Exactly the lines from the one containing "Give me a plain-text" through the final line of the listing are to be retyped, and nothing more.

/---

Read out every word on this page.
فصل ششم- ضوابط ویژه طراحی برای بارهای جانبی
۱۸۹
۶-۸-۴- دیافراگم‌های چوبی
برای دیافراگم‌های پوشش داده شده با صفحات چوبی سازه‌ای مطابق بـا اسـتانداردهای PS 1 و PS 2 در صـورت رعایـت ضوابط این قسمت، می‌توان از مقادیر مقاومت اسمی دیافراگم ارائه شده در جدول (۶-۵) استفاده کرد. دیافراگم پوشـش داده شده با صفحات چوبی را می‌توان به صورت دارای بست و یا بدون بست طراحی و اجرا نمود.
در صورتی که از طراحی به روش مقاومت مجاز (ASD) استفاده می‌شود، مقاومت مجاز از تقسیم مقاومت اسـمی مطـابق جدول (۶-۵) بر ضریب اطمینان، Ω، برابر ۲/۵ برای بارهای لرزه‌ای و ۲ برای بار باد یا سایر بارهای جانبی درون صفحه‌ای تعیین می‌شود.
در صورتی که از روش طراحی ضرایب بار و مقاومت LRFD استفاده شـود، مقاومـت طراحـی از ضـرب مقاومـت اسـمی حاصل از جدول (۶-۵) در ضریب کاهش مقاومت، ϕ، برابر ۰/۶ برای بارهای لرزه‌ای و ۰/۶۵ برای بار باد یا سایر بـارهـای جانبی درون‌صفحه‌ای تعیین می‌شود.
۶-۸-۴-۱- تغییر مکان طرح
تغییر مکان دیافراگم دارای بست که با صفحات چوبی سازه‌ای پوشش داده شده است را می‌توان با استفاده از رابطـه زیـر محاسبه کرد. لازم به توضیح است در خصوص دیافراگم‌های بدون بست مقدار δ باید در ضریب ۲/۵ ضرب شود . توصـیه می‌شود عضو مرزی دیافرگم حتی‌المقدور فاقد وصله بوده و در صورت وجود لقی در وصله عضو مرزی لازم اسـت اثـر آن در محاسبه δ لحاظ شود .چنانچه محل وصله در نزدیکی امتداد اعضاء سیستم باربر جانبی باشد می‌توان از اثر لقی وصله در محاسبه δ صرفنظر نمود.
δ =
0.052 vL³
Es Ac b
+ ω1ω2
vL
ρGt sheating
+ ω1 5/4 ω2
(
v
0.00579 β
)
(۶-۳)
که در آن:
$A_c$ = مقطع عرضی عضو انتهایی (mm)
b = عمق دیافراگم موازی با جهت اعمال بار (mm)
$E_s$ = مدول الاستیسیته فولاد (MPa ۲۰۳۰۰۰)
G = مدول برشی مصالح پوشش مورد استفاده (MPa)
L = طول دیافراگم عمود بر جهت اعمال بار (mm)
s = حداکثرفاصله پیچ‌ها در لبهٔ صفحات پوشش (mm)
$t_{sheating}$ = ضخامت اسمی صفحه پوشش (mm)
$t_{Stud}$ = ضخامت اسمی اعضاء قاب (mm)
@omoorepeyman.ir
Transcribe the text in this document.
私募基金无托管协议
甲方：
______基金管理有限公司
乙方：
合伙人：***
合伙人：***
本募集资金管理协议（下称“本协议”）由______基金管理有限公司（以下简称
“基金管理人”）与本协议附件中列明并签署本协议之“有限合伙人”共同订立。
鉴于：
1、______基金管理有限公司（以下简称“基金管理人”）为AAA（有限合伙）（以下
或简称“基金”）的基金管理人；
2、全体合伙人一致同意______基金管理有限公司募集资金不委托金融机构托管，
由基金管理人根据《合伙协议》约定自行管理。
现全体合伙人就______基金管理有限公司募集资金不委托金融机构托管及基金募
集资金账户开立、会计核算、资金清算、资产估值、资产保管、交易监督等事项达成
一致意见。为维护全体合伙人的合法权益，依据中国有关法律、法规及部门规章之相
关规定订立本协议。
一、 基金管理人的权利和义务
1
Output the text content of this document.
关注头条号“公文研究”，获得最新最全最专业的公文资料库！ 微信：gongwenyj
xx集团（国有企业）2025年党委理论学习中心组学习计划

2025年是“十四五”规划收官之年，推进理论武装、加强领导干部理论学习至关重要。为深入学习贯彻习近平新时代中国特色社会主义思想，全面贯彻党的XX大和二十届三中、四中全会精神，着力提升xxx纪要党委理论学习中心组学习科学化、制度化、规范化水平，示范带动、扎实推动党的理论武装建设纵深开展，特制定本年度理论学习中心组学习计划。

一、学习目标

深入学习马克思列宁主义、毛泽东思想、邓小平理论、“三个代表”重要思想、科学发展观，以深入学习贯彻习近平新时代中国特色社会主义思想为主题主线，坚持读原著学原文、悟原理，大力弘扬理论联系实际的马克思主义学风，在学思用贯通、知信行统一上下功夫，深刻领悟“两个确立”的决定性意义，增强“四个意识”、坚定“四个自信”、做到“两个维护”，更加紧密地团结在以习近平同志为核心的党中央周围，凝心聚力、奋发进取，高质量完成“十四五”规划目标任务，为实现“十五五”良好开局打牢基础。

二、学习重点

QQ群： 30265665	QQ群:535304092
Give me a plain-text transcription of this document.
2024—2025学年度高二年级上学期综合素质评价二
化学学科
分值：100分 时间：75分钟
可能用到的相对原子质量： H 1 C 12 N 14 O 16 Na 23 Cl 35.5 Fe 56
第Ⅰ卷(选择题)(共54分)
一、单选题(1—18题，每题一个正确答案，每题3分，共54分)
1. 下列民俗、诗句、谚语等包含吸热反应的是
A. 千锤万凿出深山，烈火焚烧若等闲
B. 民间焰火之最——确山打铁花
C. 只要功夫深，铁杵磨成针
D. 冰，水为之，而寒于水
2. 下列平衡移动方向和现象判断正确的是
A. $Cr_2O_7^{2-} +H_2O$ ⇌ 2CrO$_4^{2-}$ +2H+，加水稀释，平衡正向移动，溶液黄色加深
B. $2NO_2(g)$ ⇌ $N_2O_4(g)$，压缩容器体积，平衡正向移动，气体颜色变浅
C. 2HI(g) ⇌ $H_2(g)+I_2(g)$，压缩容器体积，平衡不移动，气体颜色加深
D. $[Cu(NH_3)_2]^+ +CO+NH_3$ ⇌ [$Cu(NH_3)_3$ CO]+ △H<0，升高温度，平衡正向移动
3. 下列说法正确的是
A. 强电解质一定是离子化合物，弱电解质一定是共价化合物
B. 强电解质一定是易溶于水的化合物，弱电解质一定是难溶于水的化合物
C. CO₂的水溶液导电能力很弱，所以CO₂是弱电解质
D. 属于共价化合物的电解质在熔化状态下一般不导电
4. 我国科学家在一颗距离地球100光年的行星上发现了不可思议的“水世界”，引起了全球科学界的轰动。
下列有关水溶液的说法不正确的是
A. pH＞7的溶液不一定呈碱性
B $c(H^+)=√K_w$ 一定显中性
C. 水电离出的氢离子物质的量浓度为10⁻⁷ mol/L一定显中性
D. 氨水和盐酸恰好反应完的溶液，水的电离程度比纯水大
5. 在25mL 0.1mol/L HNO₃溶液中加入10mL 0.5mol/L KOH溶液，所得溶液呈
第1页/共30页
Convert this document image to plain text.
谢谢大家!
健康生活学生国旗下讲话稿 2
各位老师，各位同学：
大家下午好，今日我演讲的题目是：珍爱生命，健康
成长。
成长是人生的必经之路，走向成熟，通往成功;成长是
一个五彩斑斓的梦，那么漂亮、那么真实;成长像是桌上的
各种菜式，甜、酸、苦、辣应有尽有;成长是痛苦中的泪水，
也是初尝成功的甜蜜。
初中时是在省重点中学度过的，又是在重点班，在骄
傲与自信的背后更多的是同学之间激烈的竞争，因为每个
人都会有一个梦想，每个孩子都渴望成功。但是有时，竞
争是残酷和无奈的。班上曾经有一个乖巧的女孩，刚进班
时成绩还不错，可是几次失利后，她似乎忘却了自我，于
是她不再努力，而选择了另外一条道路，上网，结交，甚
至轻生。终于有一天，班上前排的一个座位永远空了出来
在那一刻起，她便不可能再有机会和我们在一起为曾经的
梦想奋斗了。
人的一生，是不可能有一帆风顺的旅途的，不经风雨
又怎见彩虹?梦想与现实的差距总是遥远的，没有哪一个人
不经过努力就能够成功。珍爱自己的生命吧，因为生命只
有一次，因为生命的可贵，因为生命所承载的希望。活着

\---

Exercise output.
Give me a plain-text transcription of this document.
2024—2025学年度高二年级上学期综合素质评价二
化学学科
分值：100分 时间：75分钟
可能用到的相对原子质量： H 1 C 12 N 14 O 16 Na 23 Cl 35.5 Fe 56
第Ⅰ卷(选择题)(共54分)
一、单选题(1—18题，每题一个正确答案，每题3分，共54分)
1. 下列民俗、诗句、谚语等包含吸热反应的是
A. 千锤万凿出深山，烈火焚烧若等闲
B. 民间焰火之最——确山打铁花
C. 只要功夫深，铁杵磨成针
D. 冰，水为之，而寒于水
2. 下列平衡移动方向和现象判断正确的是
A. $Cr_2O_7^{2-} +H_2O$ ⇌ 2CrO$_4^{2-}$ +2H+，加水稀释，平衡正向移动，溶液黄色加深
B. $2NO_2(g)$ ⇌ $N_2O_4(g)$，压缩容器体积，平衡正向移动，气体颜色变浅
C. 2HI(g) ⇌ $H_2(g)+I_2(g)$，压缩容器体积，平衡不移动，气体颜色加深
D. $[Cu(NH_3)_2]^+ +CO+NH_3$ ⇌ [$Cu(NH_3)_3$ CO]+ △H<0，升高温度，平衡正向移动
3. 下列说法正确的是
A. 强电解质一定是离子化合物，弱电解质一定是共价化合物
B. 强电解质一定是易溶于水的化合物，弱电解质一定是难溶于水的化合物
C. CO₂的水溶液导电能力很弱，所以CO₂是弱电解质
D. 属于共价化合物的电解质在熔化状态下一般不导电
4. 我国科学家在一颗距离地球100光年的行星上发现了不可思议的“水世界”，引起了全球科学界的轰动。
下列有关水溶液的说法不正确的是
A. pH＞7的溶液不一定呈碱性
B $c(H^+)=√K_w$ 一定显中性
C. 水电离出的氢离子物质的量浓度为10⁻⁷ mol/L一定显中性
D. 氨水和盐酸恰好反应完的溶液，水的电离程度比纯水大
5. 在25mL 0.1mol/L HNO₃溶液中加入10mL 0.5mol/L KOH溶液，所得溶液呈
第1页/共30页
Convert this document image to plain text.
谢谢大家!
健康生活学生国旗下讲话稿 2
各位老师，各位同学：
大家下午好，今日我演讲的题目是：珍爱生命，健康
成长。
成长是人生的必经之路，走向成熟，通往成功;成长是
一个五彩斑斓的梦，那么漂亮、那么真实;成长像是桌上的
各种菜式，甜、酸、苦、辣应有尽有;成长是痛苦中的泪水，
也是初尝成功的甜蜜。
初中时是在省重点中学度过的，又是在重点班，在骄
傲与自信的背后更多的是同学之间激烈的竞争，因为每个
人都会有一个梦想，每个孩子都渴望成功。但是有时，竞
争是残酷和无奈的。班上曾经有一个乖巧的女孩，刚进班
时成绩还不错，可是几次失利后，她似乎忘却了自我，于
是她不再努力，而选择了另外一条道路，上网，结交，甚
至轻生。终于有一天，班上前排的一个座位永远空了出来
在那一刻起，她便不可能再有机会和我们在一起为曾经的
梦想奋斗了。
人的一生，是不可能有一帆风顺的旅途的，不经风雨
又怎见彩虹?梦想与现实的差距总是遥远的，没有哪一个人
不经过努力就能够成功。珍爱自己的生命吧，因为生命只
有一次，因为生命的可贵，因为生命所承载的希望。活着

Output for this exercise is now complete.